*The task:* Exactly as written, quote every line that follows, skipping the images.

*Extracted records:*
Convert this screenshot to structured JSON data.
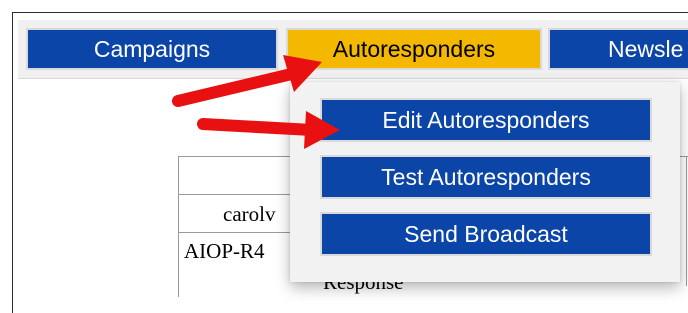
{
  "nav": {
    "tabs": [
      {
        "label": "Campaigns",
        "active": false
      },
      {
        "label": "Autoresponders",
        "active": true
      },
      {
        "label": "Newsle",
        "active": false
      }
    ]
  },
  "dropdown": {
    "items": [
      {
        "label": "Edit Autoresponders"
      },
      {
        "label": "Test Autoresponders"
      },
      {
        "label": "Send Broadcast"
      }
    ]
  },
  "background": {
    "cells": [
      "carolv",
      "AIOP-R4",
      "Response"
    ]
  },
  "colors": {
    "tab_blue": "#0b45a8",
    "tab_active": "#f5b800",
    "arrow_red": "#e81010"
  }
}
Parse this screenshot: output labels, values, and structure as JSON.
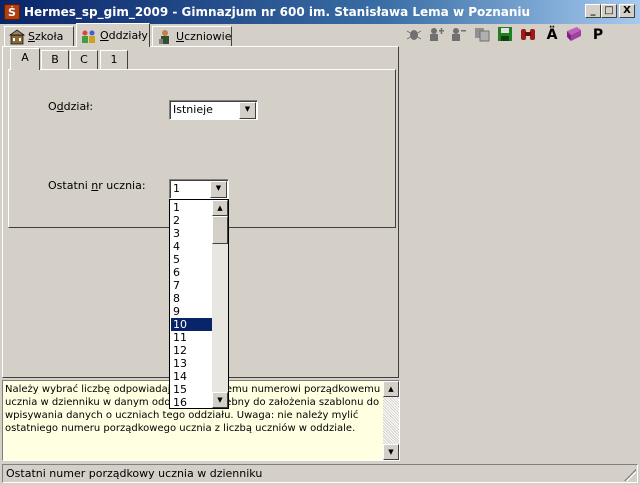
{
  "window": {
    "title": "Hermes_sp_gim_2009 - Gimnazjum nr 600 im. Stanisława Lema w Poznaniu",
    "app_icon_glyph": "Ś",
    "minimize": "_",
    "maximize": "□",
    "close": "X"
  },
  "tabs": [
    {
      "prefix": "",
      "underline": "S",
      "suffix": "zkoła",
      "icon": "school-icon"
    },
    {
      "prefix": "",
      "underline": "O",
      "suffix": "ddziały",
      "icon": "class-icon"
    },
    {
      "prefix": "",
      "underline": "U",
      "suffix": "czniowie",
      "icon": "student-icon"
    }
  ],
  "toolbar": {
    "icons": [
      "bug-icon",
      "add-person-icon",
      "remove-person-icon",
      "copy-icon",
      "save-icon",
      "binoculars-icon",
      "font-icon",
      "book-icon",
      "print-icon"
    ],
    "font_label": "Ä",
    "print_label": "P"
  },
  "subtabs": [
    "A",
    "B",
    "C",
    "1"
  ],
  "form": {
    "oddzial_label_pre": "O",
    "oddzial_label_ul": "d",
    "oddzial_label_post": "dział:",
    "oddzial_value": "Istnieje",
    "last_nr_label_pre": "Ostatni ",
    "last_nr_label_ul": "n",
    "last_nr_label_post": "r ucznia:",
    "last_nr_value": "1"
  },
  "dropdown": {
    "options": [
      "1",
      "2",
      "3",
      "4",
      "5",
      "6",
      "7",
      "8",
      "9",
      "10",
      "11",
      "12",
      "13",
      "14",
      "15",
      "16"
    ],
    "selected": "10"
  },
  "help": {
    "text": "Należy wybrać liczbę odpowiadającą ostatniemu numerowi porządkowemu ucznia w dzienniku w danym oddziale. Potrzebny do założenia szablonu do wpisywania danych o uczniach tego oddziału. Uwaga: nie należy mylić ostatniego numeru porządkowego ucznia z liczbą uczniów w oddziale."
  },
  "status": {
    "text": "Ostatni numer porządkowy ucznia w dzienniku"
  },
  "colors": {
    "face": "#d4d0c8",
    "title_dark": "#0a246a",
    "title_light": "#a6caf0",
    "selection": "#0a246a",
    "help_bg": "#ffffe1"
  }
}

*Exercise answer:*
Convert this screenshot to structured JSON data.
{
  "nav": {
    "tabs": [
      {
        "label": "Campaigns",
        "active": false
      },
      {
        "label": "Autoresponders",
        "active": true
      },
      {
        "label": "Newsle",
        "active": false
      }
    ]
  },
  "dropdown": {
    "items": [
      {
        "label": "Edit Autoresponders"
      },
      {
        "label": "Test Autoresponders"
      },
      {
        "label": "Send Broadcast"
      }
    ]
  },
  "background": {
    "cells": [
      "carolv",
      "AIOP-R4",
      "Response"
    ]
  },
  "colors": {
    "tab_blue": "#0b45a8",
    "tab_active": "#f5b800",
    "arrow_red": "#e81010"
  }
}
Parse this screenshot: output labels, values, and structure as JSON.
{
  "window": {
    "title": "Hermes_sp_gim_2009 - Gimnazjum nr 600 im. Stanisława Lema w Poznaniu",
    "app_icon_glyph": "Ś",
    "minimize": "_",
    "maximize": "□",
    "close": "X"
  },
  "tabs": [
    {
      "prefix": "",
      "underline": "S",
      "suffix": "zkoła",
      "icon": "school-icon"
    },
    {
      "prefix": "",
      "underline": "O",
      "suffix": "ddziały",
      "icon": "class-icon"
    },
    {
      "prefix": "",
      "underline": "U",
      "suffix": "czniowie",
      "icon": "student-icon"
    }
  ],
  "toolbar": {
    "icons": [
      "bug-icon",
      "add-person-icon",
      "remove-person-icon",
      "copy-icon",
      "save-icon",
      "binoculars-icon",
      "font-icon",
      "book-icon",
      "print-icon"
    ],
    "font_label": "Ä",
    "print_label": "P"
  },
  "subtabs": [
    "A",
    "B",
    "C",
    "1"
  ],
  "form": {
    "oddzial_label_pre": "O",
    "oddzial_label_ul": "d",
    "oddzial_label_post": "dział:",
    "oddzial_value": "Istnieje",
    "last_nr_label_pre": "Ostatni ",
    "last_nr_label_ul": "n",
    "last_nr_label_post": "r ucznia:",
    "last_nr_value": "1"
  },
  "dropdown": {
    "options": [
      "1",
      "2",
      "3",
      "4",
      "5",
      "6",
      "7",
      "8",
      "9",
      "10",
      "11",
      "12",
      "13",
      "14",
      "15",
      "16"
    ],
    "selected": "10"
  },
  "help": {
    "text": "Należy wybrać liczbę odpowiadającą ostatniemu numerowi porządkowemu ucznia w dzienniku w danym oddziale. Potrzebny do założenia szablonu do wpisywania danych o uczniach tego oddziału. Uwaga: nie należy mylić ostatniego numeru porządkowego ucznia z liczbą uczniów w oddziale."
  },
  "status": {
    "text": "Ostatni numer porządkowy ucznia w dzienniku"
  },
  "colors": {
    "face": "#d4d0c8",
    "title_dark": "#0a246a",
    "title_light": "#a6caf0",
    "selection": "#0a246a",
    "help_bg": "#ffffe1"
  }
}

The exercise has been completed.